* _TASK INSTRUCTIONS_
Output these lines unchanged, keeping every character as it appears.

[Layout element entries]

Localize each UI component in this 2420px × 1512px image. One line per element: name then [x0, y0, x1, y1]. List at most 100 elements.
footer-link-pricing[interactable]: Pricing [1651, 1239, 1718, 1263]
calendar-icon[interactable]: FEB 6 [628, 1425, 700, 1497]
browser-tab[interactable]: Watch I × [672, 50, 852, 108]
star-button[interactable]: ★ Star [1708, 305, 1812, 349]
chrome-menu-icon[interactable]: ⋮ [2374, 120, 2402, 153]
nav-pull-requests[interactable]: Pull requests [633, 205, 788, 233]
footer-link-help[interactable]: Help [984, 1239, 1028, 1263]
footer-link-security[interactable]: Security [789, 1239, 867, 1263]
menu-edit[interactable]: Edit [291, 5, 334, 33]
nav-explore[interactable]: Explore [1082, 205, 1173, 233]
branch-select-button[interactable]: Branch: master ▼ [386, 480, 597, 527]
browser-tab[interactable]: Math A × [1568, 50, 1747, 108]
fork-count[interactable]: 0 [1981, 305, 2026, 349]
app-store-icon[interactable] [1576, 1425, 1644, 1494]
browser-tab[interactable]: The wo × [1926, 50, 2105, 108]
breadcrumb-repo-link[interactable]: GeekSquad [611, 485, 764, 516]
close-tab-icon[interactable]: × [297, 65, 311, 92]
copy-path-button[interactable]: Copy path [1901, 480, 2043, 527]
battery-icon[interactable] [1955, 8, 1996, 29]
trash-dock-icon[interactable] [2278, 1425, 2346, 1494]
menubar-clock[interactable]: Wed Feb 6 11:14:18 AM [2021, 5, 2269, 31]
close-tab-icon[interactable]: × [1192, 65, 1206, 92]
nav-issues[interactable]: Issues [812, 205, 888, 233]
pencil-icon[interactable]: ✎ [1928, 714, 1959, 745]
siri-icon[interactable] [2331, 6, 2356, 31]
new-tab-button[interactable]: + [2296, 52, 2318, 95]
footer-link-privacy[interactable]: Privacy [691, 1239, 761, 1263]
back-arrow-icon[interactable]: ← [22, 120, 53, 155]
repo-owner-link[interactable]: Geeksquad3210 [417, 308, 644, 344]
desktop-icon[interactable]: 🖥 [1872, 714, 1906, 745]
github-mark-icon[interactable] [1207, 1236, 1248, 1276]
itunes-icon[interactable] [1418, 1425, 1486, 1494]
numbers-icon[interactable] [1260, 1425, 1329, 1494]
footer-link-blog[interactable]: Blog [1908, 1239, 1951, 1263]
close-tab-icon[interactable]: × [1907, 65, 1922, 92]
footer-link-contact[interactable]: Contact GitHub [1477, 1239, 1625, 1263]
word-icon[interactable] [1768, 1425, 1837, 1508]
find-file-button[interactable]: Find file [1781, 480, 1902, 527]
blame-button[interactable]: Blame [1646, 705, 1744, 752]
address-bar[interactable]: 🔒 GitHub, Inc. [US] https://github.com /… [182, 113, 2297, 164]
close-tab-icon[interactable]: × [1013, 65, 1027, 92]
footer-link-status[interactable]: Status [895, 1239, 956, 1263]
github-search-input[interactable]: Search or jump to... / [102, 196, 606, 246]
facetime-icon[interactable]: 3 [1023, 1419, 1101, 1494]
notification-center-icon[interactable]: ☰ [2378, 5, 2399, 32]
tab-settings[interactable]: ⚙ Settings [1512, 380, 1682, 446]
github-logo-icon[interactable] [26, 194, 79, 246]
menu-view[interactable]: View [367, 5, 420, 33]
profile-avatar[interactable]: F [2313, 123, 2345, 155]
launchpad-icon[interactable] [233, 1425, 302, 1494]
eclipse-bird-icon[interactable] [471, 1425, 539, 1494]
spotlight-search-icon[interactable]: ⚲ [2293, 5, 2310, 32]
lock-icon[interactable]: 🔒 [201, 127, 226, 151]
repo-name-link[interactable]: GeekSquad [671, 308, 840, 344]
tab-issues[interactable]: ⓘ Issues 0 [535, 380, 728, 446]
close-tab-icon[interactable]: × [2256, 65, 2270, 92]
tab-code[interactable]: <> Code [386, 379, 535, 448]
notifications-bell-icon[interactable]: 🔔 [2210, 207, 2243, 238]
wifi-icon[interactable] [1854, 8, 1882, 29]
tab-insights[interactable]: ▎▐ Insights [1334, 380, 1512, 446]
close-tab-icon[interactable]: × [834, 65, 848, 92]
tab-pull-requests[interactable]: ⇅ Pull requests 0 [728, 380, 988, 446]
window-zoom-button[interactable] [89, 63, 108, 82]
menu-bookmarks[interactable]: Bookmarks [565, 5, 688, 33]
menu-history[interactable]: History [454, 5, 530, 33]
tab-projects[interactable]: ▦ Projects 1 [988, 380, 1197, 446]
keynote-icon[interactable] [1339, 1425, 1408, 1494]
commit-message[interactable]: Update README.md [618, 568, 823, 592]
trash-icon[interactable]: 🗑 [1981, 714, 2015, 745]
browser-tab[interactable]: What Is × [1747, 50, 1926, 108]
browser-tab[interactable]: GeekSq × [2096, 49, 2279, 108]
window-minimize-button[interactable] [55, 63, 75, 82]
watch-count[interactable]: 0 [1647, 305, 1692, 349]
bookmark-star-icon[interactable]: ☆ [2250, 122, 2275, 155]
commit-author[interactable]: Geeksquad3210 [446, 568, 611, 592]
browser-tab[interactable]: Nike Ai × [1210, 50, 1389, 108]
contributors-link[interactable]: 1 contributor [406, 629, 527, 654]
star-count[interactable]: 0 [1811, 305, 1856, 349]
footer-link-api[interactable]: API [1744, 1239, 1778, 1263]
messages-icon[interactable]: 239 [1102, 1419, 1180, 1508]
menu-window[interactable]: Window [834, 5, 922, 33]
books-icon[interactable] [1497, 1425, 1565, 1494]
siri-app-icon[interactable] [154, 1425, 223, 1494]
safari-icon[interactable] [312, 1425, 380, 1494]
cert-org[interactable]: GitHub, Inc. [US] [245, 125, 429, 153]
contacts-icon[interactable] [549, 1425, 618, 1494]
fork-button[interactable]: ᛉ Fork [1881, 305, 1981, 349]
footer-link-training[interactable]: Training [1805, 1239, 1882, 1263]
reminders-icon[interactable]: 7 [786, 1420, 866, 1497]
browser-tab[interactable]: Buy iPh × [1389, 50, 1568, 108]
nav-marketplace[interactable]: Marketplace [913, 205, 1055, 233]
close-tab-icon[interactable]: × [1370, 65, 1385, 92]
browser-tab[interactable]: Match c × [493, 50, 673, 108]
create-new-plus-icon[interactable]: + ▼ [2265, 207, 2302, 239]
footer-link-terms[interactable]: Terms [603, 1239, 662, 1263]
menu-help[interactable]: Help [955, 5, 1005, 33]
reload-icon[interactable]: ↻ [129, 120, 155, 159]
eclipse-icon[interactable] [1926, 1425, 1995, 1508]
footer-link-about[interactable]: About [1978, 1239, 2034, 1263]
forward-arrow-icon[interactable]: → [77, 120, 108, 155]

* _RESULT_
Localize each UI component in this 2420px × 1512px image. One line per element: name then [x0, y0, x1, y1]. List at most 100 elements.
footer-link-pricing[interactable]: Pricing [1651, 1239, 1718, 1263]
calendar-icon[interactable]: FEB 6 [628, 1425, 700, 1497]
browser-tab[interactable]: Watch I × [672, 50, 852, 108]
star-button[interactable]: ★ Star [1708, 305, 1812, 349]
chrome-menu-icon[interactable]: ⋮ [2374, 120, 2402, 153]
nav-pull-requests[interactable]: Pull requests [633, 205, 788, 233]
footer-link-help[interactable]: Help [984, 1239, 1028, 1263]
footer-link-security[interactable]: Security [789, 1239, 867, 1263]
menu-edit[interactable]: Edit [291, 5, 334, 33]
nav-explore[interactable]: Explore [1082, 205, 1173, 233]
branch-select-button[interactable]: Branch: master ▼ [386, 480, 597, 527]
browser-tab[interactable]: Math A × [1568, 50, 1747, 108]
fork-count[interactable]: 0 [1981, 305, 2026, 349]
app-store-icon[interactable] [1576, 1425, 1644, 1494]
browser-tab[interactable]: The wo × [1926, 50, 2105, 108]
breadcrumb-repo-link[interactable]: GeekSquad [611, 485, 764, 516]
close-tab-icon[interactable]: × [297, 65, 311, 92]
copy-path-button[interactable]: Copy path [1901, 480, 2043, 527]
battery-icon[interactable] [1955, 8, 1996, 29]
trash-dock-icon[interactable] [2278, 1425, 2346, 1494]
menubar-clock[interactable]: Wed Feb 6 11:14:18 AM [2021, 5, 2269, 31]
close-tab-icon[interactable]: × [1192, 65, 1206, 92]
nav-issues[interactable]: Issues [812, 205, 888, 233]
pencil-icon[interactable]: ✎ [1928, 714, 1959, 745]
siri-icon[interactable] [2331, 6, 2356, 31]
new-tab-button[interactable]: + [2296, 52, 2318, 95]
footer-link-privacy[interactable]: Privacy [691, 1239, 761, 1263]
back-arrow-icon[interactable]: ← [22, 120, 53, 155]
repo-owner-link[interactable]: Geeksquad3210 [417, 308, 644, 344]
desktop-icon[interactable]: 🖥 [1872, 714, 1906, 745]
github-mark-icon[interactable] [1207, 1236, 1248, 1276]
itunes-icon[interactable] [1418, 1425, 1486, 1494]
numbers-icon[interactable] [1260, 1425, 1329, 1494]
footer-link-blog[interactable]: Blog [1908, 1239, 1951, 1263]
close-tab-icon[interactable]: × [1907, 65, 1922, 92]
footer-link-contact[interactable]: Contact GitHub [1477, 1239, 1625, 1263]
word-icon[interactable] [1768, 1425, 1837, 1508]
find-file-button[interactable]: Find file [1781, 480, 1902, 527]
blame-button[interactable]: Blame [1646, 705, 1744, 752]
address-bar[interactable]: 🔒 GitHub, Inc. [US] https://github.com /… [182, 113, 2297, 164]
close-tab-icon[interactable]: × [1013, 65, 1027, 92]
footer-link-status[interactable]: Status [895, 1239, 956, 1263]
github-search-input[interactable]: Search or jump to... / [102, 196, 606, 246]
facetime-icon[interactable]: 3 [1023, 1419, 1101, 1494]
notification-center-icon[interactable]: ☰ [2378, 5, 2399, 32]
tab-settings[interactable]: ⚙ Settings [1512, 380, 1682, 446]
github-logo-icon[interactable] [26, 194, 79, 246]
menu-view[interactable]: View [367, 5, 420, 33]
profile-avatar[interactable]: F [2313, 123, 2345, 155]
launchpad-icon[interactable] [233, 1425, 302, 1494]
eclipse-bird-icon[interactable] [471, 1425, 539, 1494]
spotlight-search-icon[interactable]: ⚲ [2293, 5, 2310, 32]
lock-icon[interactable]: 🔒 [201, 127, 226, 151]
repo-name-link[interactable]: GeekSquad [671, 308, 840, 344]
tab-issues[interactable]: ⓘ Issues 0 [535, 380, 728, 446]
close-tab-icon[interactable]: × [2256, 65, 2270, 92]
tab-code[interactable]: <> Code [386, 379, 535, 448]
notifications-bell-icon[interactable]: 🔔 [2210, 207, 2243, 238]
wifi-icon[interactable] [1854, 8, 1882, 29]
tab-insights[interactable]: ▎▐ Insights [1334, 380, 1512, 446]
close-tab-icon[interactable]: × [834, 65, 848, 92]
tab-pull-requests[interactable]: ⇅ Pull requests 0 [728, 380, 988, 446]
window-zoom-button[interactable] [89, 63, 108, 82]
menu-bookmarks[interactable]: Bookmarks [565, 5, 688, 33]
menu-history[interactable]: History [454, 5, 530, 33]
tab-projects[interactable]: ▦ Projects 1 [988, 380, 1197, 446]
keynote-icon[interactable] [1339, 1425, 1408, 1494]
commit-message[interactable]: Update README.md [618, 568, 823, 592]
trash-icon[interactable]: 🗑 [1981, 714, 2015, 745]
browser-tab[interactable]: What Is × [1747, 50, 1926, 108]
browser-tab[interactable]: GeekSq × [2096, 49, 2279, 108]
window-minimize-button[interactable] [55, 63, 75, 82]
watch-count[interactable]: 0 [1647, 305, 1692, 349]
bookmark-star-icon[interactable]: ☆ [2250, 122, 2275, 155]
commit-author[interactable]: Geeksquad3210 [446, 568, 611, 592]
browser-tab[interactable]: Nike Ai × [1210, 50, 1389, 108]
contributors-link[interactable]: 1 contributor [406, 629, 527, 654]
star-count[interactable]: 0 [1811, 305, 1856, 349]
footer-link-api[interactable]: API [1744, 1239, 1778, 1263]
messages-icon[interactable]: 239 [1102, 1419, 1180, 1508]
menu-window[interactable]: Window [834, 5, 922, 33]
books-icon[interactable] [1497, 1425, 1565, 1494]
siri-app-icon[interactable] [154, 1425, 223, 1494]
safari-icon[interactable] [312, 1425, 380, 1494]
cert-org[interactable]: GitHub, Inc. [US] [245, 125, 429, 153]
contacts-icon[interactable] [549, 1425, 618, 1494]
fork-button[interactable]: ᛉ Fork [1881, 305, 1981, 349]
footer-link-training[interactable]: Training [1805, 1239, 1882, 1263]
reminders-icon[interactable]: 7 [786, 1420, 866, 1497]
browser-tab[interactable]: Buy iPh × [1389, 50, 1568, 108]
nav-marketplace[interactable]: Marketplace [913, 205, 1055, 233]
close-tab-icon[interactable]: × [1370, 65, 1385, 92]
browser-tab[interactable]: Match c × [493, 50, 673, 108]
create-new-plus-icon[interactable]: + ▼ [2265, 207, 2302, 239]
footer-link-terms[interactable]: Terms [603, 1239, 662, 1263]
menu-help[interactable]: Help [955, 5, 1005, 33]
reload-icon[interactable]: ↻ [129, 120, 155, 159]
eclipse-icon[interactable] [1926, 1425, 1995, 1508]
footer-link-about[interactable]: About [1978, 1239, 2034, 1263]
forward-arrow-icon[interactable]: → [77, 120, 108, 155]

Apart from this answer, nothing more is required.